• **Short task**: Rewrite the rows below so that every occurrence of "Toggle" becomes "Switch". Keep all other text as it stands.

• **Material provided**:

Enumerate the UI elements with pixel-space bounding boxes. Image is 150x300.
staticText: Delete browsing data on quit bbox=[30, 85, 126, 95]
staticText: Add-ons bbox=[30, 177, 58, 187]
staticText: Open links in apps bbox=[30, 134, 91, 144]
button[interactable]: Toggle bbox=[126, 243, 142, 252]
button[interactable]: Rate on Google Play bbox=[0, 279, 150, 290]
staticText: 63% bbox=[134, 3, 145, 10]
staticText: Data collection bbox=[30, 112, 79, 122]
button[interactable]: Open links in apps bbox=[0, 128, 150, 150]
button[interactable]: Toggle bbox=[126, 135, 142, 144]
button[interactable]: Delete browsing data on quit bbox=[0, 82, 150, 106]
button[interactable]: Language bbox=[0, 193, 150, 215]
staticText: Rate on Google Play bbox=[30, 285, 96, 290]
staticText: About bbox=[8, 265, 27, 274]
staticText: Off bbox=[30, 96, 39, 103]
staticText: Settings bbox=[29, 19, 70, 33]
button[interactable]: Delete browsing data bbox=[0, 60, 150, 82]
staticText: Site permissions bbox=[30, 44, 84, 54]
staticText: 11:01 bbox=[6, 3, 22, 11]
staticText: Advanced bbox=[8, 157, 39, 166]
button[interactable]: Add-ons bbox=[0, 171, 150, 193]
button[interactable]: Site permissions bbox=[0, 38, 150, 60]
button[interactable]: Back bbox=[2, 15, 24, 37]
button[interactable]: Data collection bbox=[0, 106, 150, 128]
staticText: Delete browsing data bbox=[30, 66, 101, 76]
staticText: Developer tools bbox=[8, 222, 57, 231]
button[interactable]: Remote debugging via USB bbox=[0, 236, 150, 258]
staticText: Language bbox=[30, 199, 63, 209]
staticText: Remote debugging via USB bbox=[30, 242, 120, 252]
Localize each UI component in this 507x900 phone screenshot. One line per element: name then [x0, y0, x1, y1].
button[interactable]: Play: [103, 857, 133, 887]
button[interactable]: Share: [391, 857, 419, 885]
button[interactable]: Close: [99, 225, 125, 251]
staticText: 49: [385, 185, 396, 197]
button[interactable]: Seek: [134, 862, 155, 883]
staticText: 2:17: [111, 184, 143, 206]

• **Solution below**:
Enumerate the UI elements with pixel-space bounding boxes. Image is 150x300.
staticText: Delete browsing data on quit bbox=[30, 85, 126, 95]
staticText: Add-ons bbox=[30, 177, 58, 187]
staticText: Open links in apps bbox=[30, 134, 91, 144]
button[interactable]: Switch bbox=[126, 243, 142, 252]
button[interactable]: Rate on Google Play bbox=[0, 279, 150, 290]
staticText: 63% bbox=[134, 3, 145, 10]
staticText: Data collection bbox=[30, 112, 79, 122]
button[interactable]: Open links in apps bbox=[0, 128, 150, 150]
button[interactable]: Switch bbox=[126, 135, 142, 144]
button[interactable]: Delete browsing data on quit bbox=[0, 82, 150, 106]
button[interactable]: Language bbox=[0, 193, 150, 215]
staticText: Rate on Google Play bbox=[30, 285, 96, 290]
staticText: About bbox=[8, 265, 27, 274]
staticText: Off bbox=[30, 96, 39, 103]
staticText: Settings bbox=[29, 19, 70, 33]
button[interactable]: Delete browsing data bbox=[0, 60, 150, 82]
staticText: Site permissions bbox=[30, 44, 84, 54]
staticText: 11:01 bbox=[6, 3, 22, 11]
staticText: Advanced bbox=[8, 157, 39, 166]
button[interactable]: Add-ons bbox=[0, 171, 150, 193]
button[interactable]: Site permissions bbox=[0, 38, 150, 60]
button[interactable]: Back bbox=[2, 15, 24, 37]
button[interactable]: Data collection bbox=[0, 106, 150, 128]
staticText: Delete browsing data bbox=[30, 66, 101, 76]
staticText: Developer tools bbox=[8, 222, 57, 231]
button[interactable]: Remote debugging via USB bbox=[0, 236, 150, 258]
staticText: Language bbox=[30, 199, 63, 209]
staticText: Remote debugging via USB bbox=[30, 242, 120, 252]
Localize each UI component in this 507x900 phone screenshot. One line per element: name then [x0, y0, x1, y1].
button[interactable]: Play: [103, 857, 133, 887]
button[interactable]: Share: [391, 857, 419, 885]
button[interactable]: Close: [99, 225, 125, 251]
staticText: 49: [385, 185, 396, 197]
button[interactable]: Seek: [134, 862, 155, 883]
staticText: 2:17: [111, 184, 143, 206]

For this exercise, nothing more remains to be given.